Given passage -

Some major drawbacks still surround authenticating tokens, however. They are easy to lose or forget at home, and at $20 to $30 per token, the cost is high for small and midsized firms.

One way that RSA is looking to dash the drawbacks is to partner with cell phone providers, PC makers and others in the tech hardware industry to embed their fob software.

Another way to sidestep remembering multiple passwords is to purchase a USB flash stick.

Ken Quirk, CITP, CPA, partner and co-owner of CPA firm Quirk & Associates, in Lake Charles, La., keeps all his passwords locked up on his USB flash stick so he doesn't have to remember all of them on his own and doesn't have to write them down.

"The thing about passwords is that there are so many, you can't remember them all," said Quirk. "I have to keep them on my thumbnail drive and then I secure that with a password."

One thing about passwords, claims Richard Oppenheim, CPA, CITP and owner of the Oppenheim Business Group, a business and technology consulting group in the Denver area, is that people do not use them enough, and when they do, they use birthdays or street names - things that are very easy to guess.

But do longer passwords really mean more security? Peter Tippett, chief technology officer at Herndon, Va.-based CyberTrust, a company that tests and implements authentication technologies, said that having these extraordinarily long passwords that are impossible to guess and hard to remember is usually unnecessary

"There's a fallacy in having longer passwords," said Tippett. "If you have more than five characters to your password, you have 10 million choices - they are not going to guess it with just a keyboard. A hacker has to get your password from a computer program, while you are on your computer. If they hacked you to get the password, then they already got you."

Activity - Quote the password passage word for word, everything from "Another way to" down to "write them down.". Rely on the password passage alone.

Dataset records -
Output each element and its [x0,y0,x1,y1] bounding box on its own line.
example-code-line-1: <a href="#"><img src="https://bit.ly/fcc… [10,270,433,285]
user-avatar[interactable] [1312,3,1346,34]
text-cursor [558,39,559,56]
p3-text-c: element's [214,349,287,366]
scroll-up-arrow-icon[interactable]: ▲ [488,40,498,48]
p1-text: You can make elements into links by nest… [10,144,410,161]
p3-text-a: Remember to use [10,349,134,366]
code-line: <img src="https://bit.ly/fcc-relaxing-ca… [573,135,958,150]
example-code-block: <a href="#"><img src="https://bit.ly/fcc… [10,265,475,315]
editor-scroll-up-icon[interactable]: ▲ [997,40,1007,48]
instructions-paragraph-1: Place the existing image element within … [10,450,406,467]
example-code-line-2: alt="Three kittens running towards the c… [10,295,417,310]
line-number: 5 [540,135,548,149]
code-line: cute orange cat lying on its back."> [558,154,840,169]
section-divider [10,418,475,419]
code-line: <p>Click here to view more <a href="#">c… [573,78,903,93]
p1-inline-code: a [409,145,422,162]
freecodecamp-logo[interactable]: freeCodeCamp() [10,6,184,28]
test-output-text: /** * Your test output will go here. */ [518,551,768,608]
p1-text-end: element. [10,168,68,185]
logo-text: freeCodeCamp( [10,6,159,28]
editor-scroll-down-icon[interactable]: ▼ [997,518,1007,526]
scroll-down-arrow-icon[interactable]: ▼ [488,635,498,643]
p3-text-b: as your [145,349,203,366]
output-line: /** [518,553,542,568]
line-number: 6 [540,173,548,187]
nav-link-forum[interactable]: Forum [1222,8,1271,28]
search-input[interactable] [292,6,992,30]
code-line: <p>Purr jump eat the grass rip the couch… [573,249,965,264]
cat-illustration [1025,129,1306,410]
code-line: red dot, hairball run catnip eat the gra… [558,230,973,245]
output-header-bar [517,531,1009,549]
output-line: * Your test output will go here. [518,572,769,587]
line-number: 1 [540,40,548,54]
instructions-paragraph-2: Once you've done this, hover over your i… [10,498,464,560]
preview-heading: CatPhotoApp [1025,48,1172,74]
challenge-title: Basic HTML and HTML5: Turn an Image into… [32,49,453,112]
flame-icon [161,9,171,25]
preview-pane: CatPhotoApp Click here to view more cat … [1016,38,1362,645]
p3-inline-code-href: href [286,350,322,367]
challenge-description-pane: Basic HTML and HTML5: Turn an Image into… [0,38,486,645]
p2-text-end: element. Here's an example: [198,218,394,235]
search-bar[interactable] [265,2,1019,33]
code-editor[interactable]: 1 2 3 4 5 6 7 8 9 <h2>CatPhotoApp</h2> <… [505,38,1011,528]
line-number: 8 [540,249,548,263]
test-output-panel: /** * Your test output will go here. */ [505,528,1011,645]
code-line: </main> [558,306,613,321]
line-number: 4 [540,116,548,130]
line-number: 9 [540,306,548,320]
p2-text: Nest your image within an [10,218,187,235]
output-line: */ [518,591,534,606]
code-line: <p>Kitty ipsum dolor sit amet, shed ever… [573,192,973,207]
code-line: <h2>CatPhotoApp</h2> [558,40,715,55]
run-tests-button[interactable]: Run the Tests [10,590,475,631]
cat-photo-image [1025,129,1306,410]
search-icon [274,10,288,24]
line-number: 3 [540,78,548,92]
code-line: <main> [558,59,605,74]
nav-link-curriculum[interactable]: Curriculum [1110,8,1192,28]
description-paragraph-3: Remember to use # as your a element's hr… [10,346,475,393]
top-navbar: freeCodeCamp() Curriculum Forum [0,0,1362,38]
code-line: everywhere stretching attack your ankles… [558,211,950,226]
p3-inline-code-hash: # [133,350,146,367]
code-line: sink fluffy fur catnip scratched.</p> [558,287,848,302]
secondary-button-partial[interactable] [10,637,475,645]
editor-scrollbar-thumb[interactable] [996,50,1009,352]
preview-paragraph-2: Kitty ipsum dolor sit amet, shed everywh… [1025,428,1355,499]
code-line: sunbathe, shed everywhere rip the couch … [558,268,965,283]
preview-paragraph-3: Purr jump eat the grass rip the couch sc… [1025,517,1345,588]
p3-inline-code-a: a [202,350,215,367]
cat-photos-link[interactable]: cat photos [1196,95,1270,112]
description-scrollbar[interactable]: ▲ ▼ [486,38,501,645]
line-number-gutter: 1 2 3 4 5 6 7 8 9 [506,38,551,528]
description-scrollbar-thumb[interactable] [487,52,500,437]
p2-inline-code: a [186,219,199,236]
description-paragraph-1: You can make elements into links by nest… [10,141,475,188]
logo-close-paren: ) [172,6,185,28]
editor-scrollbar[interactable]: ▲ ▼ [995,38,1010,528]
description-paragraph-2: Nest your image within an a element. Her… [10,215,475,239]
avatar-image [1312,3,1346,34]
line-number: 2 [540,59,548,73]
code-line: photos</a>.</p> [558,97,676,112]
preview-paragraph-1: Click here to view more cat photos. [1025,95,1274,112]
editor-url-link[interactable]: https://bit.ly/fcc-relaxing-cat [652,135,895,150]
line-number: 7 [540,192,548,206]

Solved problem -
Another way to sidestep remembering multiple passwords is to purchase a USB flash stick.

Ken Quirk, CITP, CPA, partner and co-owner of CPA firm Quirk & Associates, in Lake Charles, La., keeps all his passwords locked up on his USB flash stick so he doesn't have to remember all of them on his own and doesn't have to write them down.